# What you should do
Determine which lines contain the word "separation", then copy those lines.

+ + +

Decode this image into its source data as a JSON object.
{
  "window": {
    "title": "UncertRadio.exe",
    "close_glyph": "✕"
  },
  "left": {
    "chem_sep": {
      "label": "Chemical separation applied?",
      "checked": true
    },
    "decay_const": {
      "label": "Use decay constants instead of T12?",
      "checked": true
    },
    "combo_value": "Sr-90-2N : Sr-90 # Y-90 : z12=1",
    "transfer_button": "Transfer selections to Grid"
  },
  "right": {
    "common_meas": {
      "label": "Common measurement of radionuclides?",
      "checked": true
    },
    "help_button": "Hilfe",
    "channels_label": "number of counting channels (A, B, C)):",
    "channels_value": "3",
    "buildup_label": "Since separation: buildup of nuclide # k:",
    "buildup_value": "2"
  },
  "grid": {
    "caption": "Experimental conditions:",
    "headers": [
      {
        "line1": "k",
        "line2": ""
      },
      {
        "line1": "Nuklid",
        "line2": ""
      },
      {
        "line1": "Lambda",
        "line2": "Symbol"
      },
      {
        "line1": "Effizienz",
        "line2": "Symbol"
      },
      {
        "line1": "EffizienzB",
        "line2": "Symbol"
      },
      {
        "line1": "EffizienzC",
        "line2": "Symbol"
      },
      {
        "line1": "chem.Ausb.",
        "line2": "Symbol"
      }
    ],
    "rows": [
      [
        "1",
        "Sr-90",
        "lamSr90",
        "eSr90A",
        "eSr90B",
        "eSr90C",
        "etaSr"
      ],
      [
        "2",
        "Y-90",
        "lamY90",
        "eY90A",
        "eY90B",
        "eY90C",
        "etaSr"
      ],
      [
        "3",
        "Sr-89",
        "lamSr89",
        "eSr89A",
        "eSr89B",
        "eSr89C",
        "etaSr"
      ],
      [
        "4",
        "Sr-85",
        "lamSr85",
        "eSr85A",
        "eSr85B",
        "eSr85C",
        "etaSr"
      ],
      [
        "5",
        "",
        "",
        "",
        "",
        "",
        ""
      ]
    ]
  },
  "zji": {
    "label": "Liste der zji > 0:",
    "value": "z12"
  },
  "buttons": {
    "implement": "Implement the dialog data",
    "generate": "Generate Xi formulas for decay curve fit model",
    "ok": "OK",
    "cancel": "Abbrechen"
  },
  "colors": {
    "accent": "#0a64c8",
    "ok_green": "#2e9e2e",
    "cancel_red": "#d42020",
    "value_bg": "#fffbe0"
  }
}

+ + +

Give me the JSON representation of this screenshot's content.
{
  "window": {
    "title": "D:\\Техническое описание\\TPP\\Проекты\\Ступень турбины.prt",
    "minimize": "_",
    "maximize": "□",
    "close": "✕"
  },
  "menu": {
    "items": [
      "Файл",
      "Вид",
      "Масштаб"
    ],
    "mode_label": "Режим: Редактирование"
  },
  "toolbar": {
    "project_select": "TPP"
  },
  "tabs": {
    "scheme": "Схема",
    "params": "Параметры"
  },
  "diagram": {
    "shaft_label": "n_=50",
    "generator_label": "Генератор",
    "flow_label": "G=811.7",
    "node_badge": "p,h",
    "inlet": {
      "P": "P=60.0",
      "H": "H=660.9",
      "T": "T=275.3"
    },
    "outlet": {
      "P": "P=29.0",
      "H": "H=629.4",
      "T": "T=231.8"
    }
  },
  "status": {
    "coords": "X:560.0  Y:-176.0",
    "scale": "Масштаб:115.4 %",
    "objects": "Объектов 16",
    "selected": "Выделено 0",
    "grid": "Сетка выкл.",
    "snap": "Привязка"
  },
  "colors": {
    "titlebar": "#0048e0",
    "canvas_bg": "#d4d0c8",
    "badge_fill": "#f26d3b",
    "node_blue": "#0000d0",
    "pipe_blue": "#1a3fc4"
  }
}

+ + +

# Task output
      "label": "Chemical separation applied?",
    "buildup_label": "Since separation: buildup of nuclide # k:",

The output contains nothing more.